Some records
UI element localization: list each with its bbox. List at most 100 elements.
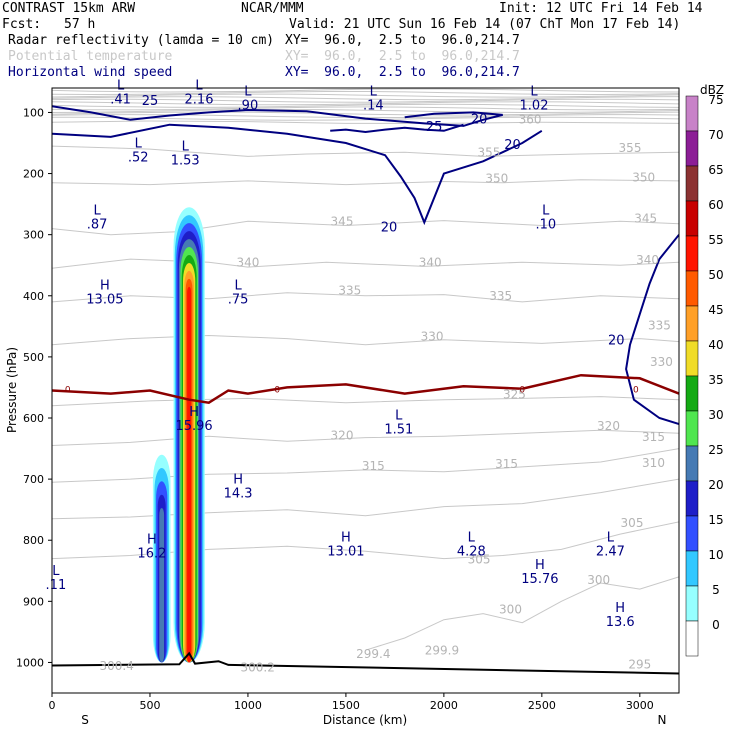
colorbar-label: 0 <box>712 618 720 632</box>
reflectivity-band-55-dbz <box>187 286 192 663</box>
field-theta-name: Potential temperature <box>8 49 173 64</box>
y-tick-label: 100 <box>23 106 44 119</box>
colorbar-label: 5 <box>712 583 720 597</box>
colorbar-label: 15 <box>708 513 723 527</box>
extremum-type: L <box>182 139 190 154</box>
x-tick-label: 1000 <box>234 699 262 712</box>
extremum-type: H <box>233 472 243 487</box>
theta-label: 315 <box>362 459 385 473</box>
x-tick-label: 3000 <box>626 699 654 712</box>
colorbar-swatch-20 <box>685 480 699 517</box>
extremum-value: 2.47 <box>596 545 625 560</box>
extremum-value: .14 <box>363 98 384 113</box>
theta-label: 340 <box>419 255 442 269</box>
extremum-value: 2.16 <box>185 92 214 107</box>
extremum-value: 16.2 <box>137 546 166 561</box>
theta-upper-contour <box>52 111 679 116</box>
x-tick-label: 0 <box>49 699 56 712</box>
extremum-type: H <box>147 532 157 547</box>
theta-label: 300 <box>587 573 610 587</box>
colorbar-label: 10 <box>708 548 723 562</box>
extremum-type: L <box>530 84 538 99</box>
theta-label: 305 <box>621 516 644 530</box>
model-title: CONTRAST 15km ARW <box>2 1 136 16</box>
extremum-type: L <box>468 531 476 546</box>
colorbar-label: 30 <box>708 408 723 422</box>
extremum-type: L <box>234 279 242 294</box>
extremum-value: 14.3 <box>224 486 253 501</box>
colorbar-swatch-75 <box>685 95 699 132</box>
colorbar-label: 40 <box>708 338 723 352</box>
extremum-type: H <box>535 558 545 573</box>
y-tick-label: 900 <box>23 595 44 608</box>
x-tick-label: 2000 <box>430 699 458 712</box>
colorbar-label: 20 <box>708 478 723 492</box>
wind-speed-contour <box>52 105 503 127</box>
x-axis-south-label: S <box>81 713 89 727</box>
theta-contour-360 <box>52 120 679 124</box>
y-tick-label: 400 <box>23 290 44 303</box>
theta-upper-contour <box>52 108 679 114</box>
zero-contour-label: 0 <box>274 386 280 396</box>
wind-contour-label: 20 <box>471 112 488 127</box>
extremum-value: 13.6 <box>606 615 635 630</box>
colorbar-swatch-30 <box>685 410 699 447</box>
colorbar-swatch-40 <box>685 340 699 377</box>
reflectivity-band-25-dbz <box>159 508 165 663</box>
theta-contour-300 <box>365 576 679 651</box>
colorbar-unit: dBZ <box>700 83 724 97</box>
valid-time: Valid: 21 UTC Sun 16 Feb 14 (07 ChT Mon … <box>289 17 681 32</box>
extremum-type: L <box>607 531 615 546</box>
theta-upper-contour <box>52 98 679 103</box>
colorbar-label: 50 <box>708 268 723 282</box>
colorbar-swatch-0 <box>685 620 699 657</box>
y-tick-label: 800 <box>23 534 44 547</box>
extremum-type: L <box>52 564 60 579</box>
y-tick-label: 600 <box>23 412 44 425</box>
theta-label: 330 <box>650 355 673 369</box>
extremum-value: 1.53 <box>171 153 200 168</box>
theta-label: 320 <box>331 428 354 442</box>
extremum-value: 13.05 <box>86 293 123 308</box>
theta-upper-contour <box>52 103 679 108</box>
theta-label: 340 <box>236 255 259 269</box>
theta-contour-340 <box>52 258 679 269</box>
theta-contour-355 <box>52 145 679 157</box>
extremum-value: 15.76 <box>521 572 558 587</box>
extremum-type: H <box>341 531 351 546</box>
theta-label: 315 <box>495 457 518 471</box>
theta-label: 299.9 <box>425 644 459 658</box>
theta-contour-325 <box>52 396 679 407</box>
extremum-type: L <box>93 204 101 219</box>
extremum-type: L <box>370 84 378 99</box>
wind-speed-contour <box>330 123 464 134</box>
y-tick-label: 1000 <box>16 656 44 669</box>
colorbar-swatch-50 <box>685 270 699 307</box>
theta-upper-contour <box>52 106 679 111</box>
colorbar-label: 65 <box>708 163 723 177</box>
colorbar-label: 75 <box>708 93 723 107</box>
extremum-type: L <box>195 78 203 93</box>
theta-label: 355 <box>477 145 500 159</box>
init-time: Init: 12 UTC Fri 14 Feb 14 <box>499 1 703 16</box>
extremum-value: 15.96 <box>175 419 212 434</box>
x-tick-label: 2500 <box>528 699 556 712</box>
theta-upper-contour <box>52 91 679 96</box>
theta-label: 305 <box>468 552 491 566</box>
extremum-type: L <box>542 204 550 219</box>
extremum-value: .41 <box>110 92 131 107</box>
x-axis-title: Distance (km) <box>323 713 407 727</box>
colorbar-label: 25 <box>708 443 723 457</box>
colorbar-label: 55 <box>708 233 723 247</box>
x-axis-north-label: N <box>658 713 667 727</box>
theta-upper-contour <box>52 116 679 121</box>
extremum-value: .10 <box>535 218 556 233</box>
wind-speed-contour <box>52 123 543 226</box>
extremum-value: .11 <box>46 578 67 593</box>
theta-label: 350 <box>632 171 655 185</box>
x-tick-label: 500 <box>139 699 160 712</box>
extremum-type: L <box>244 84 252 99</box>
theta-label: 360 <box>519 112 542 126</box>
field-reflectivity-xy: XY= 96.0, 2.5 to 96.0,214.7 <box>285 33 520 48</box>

■ **The request**
Reproduce all the records with each "colorbar-label" swapped for "legend-label" and everything else left unchanged. Leave the pictures out of your answer.

■ **Solution**
UI element localization: list each with its bbox. List at most 100 elements.
legend-label: 0 <box>712 618 720 632</box>
reflectivity-band-55-dbz <box>187 286 192 663</box>
field-theta-name: Potential temperature <box>8 49 173 64</box>
y-tick-label: 100 <box>23 106 44 119</box>
legend-label: 5 <box>712 583 720 597</box>
legend-label: 15 <box>708 513 723 527</box>
extremum-type: L <box>182 139 190 154</box>
x-tick-label: 1000 <box>234 699 262 712</box>
extremum-type: H <box>233 472 243 487</box>
theta-label: 315 <box>362 459 385 473</box>
x-tick-label: 3000 <box>626 699 654 712</box>
colorbar-swatch-20 <box>685 480 699 517</box>
extremum-value: 2.47 <box>596 545 625 560</box>
extremum-value: .14 <box>363 98 384 113</box>
theta-label: 340 <box>419 255 442 269</box>
extremum-value: 2.16 <box>185 92 214 107</box>
extremum-value: 16.2 <box>137 546 166 561</box>
theta-upper-contour <box>52 111 679 116</box>
x-tick-label: 0 <box>49 699 56 712</box>
extremum-type: H <box>147 532 157 547</box>
theta-label: 300 <box>587 573 610 587</box>
legend-label: 10 <box>708 548 723 562</box>
extremum-type: L <box>530 84 538 99</box>
theta-label: 305 <box>621 516 644 530</box>
model-title: CONTRAST 15km ARW <box>2 1 136 16</box>
extremum-type: L <box>468 531 476 546</box>
legend-label: 30 <box>708 408 723 422</box>
extremum-type: L <box>234 279 242 294</box>
extremum-value: 14.3 <box>224 486 253 501</box>
colorbar-swatch-75 <box>685 95 699 132</box>
legend-label: 40 <box>708 338 723 352</box>
extremum-type: H <box>535 558 545 573</box>
y-tick-label: 900 <box>23 595 44 608</box>
x-tick-label: 2000 <box>430 699 458 712</box>
legend-label: 20 <box>708 478 723 492</box>
wind-speed-contour <box>52 105 503 127</box>
x-axis-south-label: S <box>81 713 89 727</box>
theta-contour-360 <box>52 120 679 124</box>
y-tick-label: 400 <box>23 290 44 303</box>
theta-upper-contour <box>52 108 679 114</box>
zero-contour-label: 0 <box>274 386 280 396</box>
wind-contour-label: 20 <box>471 112 488 127</box>
extremum-value: 13.6 <box>606 615 635 630</box>
colorbar-swatch-30 <box>685 410 699 447</box>
colorbar-swatch-40 <box>685 340 699 377</box>
reflectivity-band-25-dbz <box>159 508 165 663</box>
theta-contour-300 <box>365 576 679 651</box>
colorbar-unit: dBZ <box>700 83 724 97</box>
valid-time: Valid: 21 UTC Sun 16 Feb 14 (07 ChT Mon … <box>289 17 681 32</box>
extremum-type: L <box>607 531 615 546</box>
theta-upper-contour <box>52 98 679 103</box>
legend-label: 50 <box>708 268 723 282</box>
colorbar-swatch-0 <box>685 620 699 657</box>
y-tick-label: 800 <box>23 534 44 547</box>
extremum-type: L <box>52 564 60 579</box>
y-tick-label: 600 <box>23 412 44 425</box>
theta-label: 330 <box>650 355 673 369</box>
extremum-value: 1.53 <box>171 153 200 168</box>
theta-label: 320 <box>331 428 354 442</box>
extremum-value: 13.05 <box>86 293 123 308</box>
theta-upper-contour <box>52 103 679 108</box>
theta-label: 340 <box>236 255 259 269</box>
theta-contour-340 <box>52 258 679 269</box>
theta-contour-355 <box>52 145 679 157</box>
extremum-value: 15.76 <box>521 572 558 587</box>
extremum-type: H <box>341 531 351 546</box>
theta-label: 315 <box>495 457 518 471</box>
theta-label: 299.9 <box>425 644 459 658</box>
theta-contour-325 <box>52 396 679 407</box>
extremum-type: L <box>93 204 101 219</box>
extremum-type: L <box>370 84 378 99</box>
wind-speed-contour <box>330 123 464 134</box>
y-tick-label: 1000 <box>16 656 44 669</box>
colorbar-swatch-50 <box>685 270 699 307</box>
theta-upper-contour <box>52 106 679 111</box>
legend-label: 65 <box>708 163 723 177</box>
legend-label: 75 <box>708 93 723 107</box>
extremum-type: L <box>195 78 203 93</box>
theta-label: 355 <box>477 145 500 159</box>
init-time: Init: 12 UTC Fri 14 Feb 14 <box>499 1 703 16</box>
extremum-value: 15.96 <box>175 419 212 434</box>
x-tick-label: 2500 <box>528 699 556 712</box>
theta-upper-contour <box>52 91 679 96</box>
theta-label: 305 <box>468 552 491 566</box>
extremum-type: L <box>542 204 550 219</box>
extremum-value: .41 <box>110 92 131 107</box>
x-axis-title: Distance (km) <box>323 713 407 727</box>
legend-label: 25 <box>708 443 723 457</box>
legend-label: 55 <box>708 233 723 247</box>
x-axis-north-label: N <box>658 713 667 727</box>
theta-upper-contour <box>52 116 679 121</box>
extremum-value: .10 <box>535 218 556 233</box>
wind-speed-contour <box>52 123 543 226</box>
extremum-value: .11 <box>46 578 67 593</box>
theta-label: 350 <box>632 171 655 185</box>
x-tick-label: 500 <box>139 699 160 712</box>
extremum-type: L <box>244 84 252 99</box>
theta-label: 360 <box>519 112 542 126</box>
field-reflectivity-xy: XY= 96.0, 2.5 to 96.0,214.7 <box>285 33 520 48</box>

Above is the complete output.